**SUPPLIED ENTRIES:**
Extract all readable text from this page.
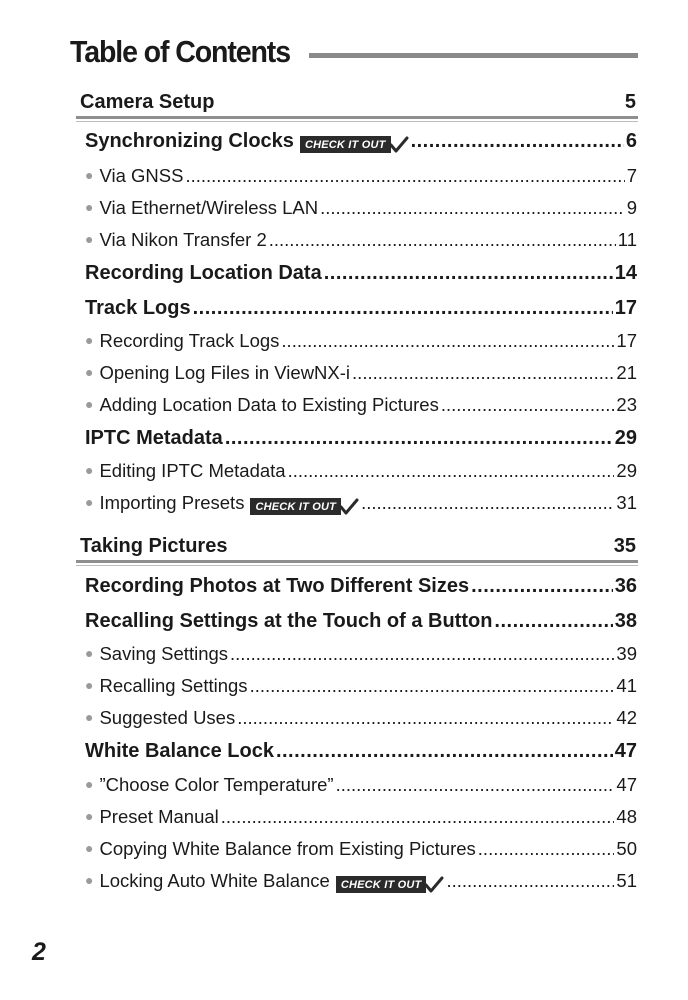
Table of Contents
Camera Setup	5
Synchronizing Clocks	CHECK IT OUT .....	6
● Via GNSS .....	7
● Via Ethernet/Wireless LAN .....	9
● Via Nikon Transfer 2 .....	11
Recording Location Data .....	14
Track Logs .....	17
● Recording Track Logs .....	17
● Opening Log Files in ViewNX-i .....	21
● Adding Location Data to Existing Pictures .....	23
IPTC Metadata .....	29
● Editing IPTC Metadata .....	29
● Importing Presets	CHECK IT OUT .....	31
Taking Pictures	35
Recording Photos at Two Different Sizes .....	36
Recalling Settings at the Touch of a Button .....	38
● Saving Settings .....	39
● Recalling Settings .....	41
● Suggested Uses .....	42
White Balance Lock .....	47
● ”Choose Color Temperature” .....	47
● Preset Manual .....	48
● Copying White Balance from Existing Pictures .....	50
● Locking Auto White Balance	CHECK IT OUT .....	51
2
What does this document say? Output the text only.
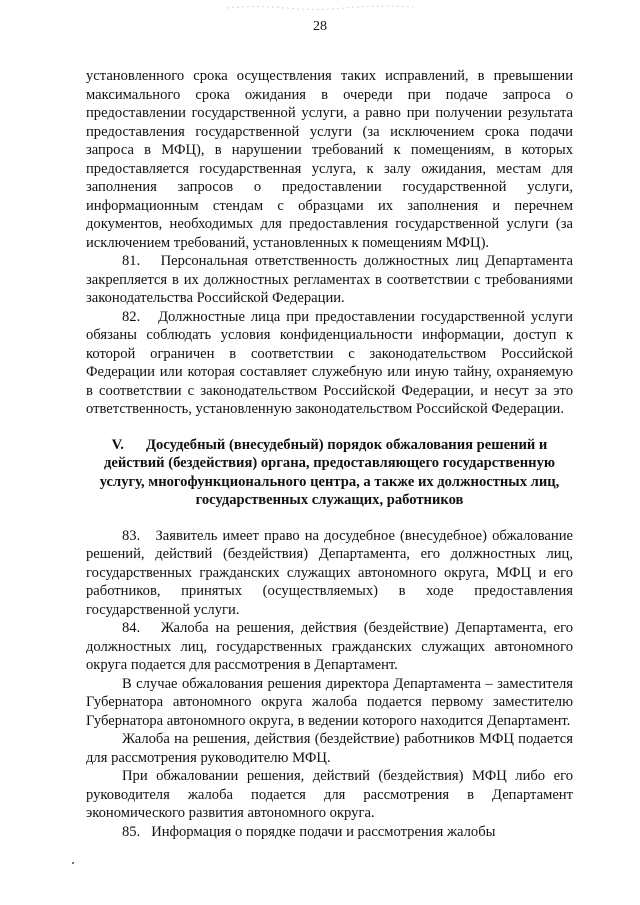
28

установленного срока осуществления таких исправлений, в превышении максимального срока ожидания в очереди при подаче запроса о предоставлении государственной услуги, а равно при получении результата предоставления государственной услуги (за исключением срока подачи запроса в МФЦ), в нарушении требований к помещениям, в которых предоставляется государственная услуга, к залу ожидания, местам для заполнения запросов о предоставлении государственной услуги, информационным стендам с образцами их заполнения и перечнем документов, необходимых для предоставления государственной услуги (за исключением требований, установленных к помещениям МФЦ).

81.   Персональная ответственность должностных лиц Департамента закрепляется в их должностных регламентах в соответствии с требованиями законодательства Российской Федерации.

82.   Должностные лица при предоставлении государственной услуги обязаны соблюдать условия конфиденциальности информации, доступ к которой ограничен в соответствии с законодательством Российской Федерации или которая составляет служебную или иную тайну, охраняемую в соответствии с законодательством Российской Федерации, и несут за это ответственность, установленную законодательством Российской Федерации.

V. Досудебный (внесудебный) порядок обжалования решений и действий (бездействия) органа, предоставляющего государственную услугу, многофункционального центра, а также их должностных лиц, государственных служащих, работников

83.   Заявитель имеет право на досудебное (внесудебное) обжалование решений, действий (бездействия) Департамента, его должностных лиц, государственных гражданских служащих автономного округа, МФЦ и его работников, принятых (осуществляемых) в ходе предоставления государственной услуги.

84.   Жалоба на решения, действия (бездействие) Департамента, его должностных лиц, государственных гражданских служащих автономного округа подается для рассмотрения в Департамент.

В случае обжалования решения директора Департамента – заместителя Губернатора автономного округа жалоба подается первому заместителю Губернатора автономного округа, в ведении которого находится Департамент.

Жалоба на решения, действия (бездействие) работников МФЦ подается для рассмотрения руководителю МФЦ.

При обжаловании решения, действий (бездействия) МФЦ либо его руководителя жалоба подается для рассмотрения в Департамент экономического развития автономного округа.

85.   Информация о порядке подачи и рассмотрения жалобы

**TASK DESCRIPTION:** Find every line that holds "text" and copy it.

**FULL ANSWER:**
Extract all readable text from this page.
What does this document say? Output the text only.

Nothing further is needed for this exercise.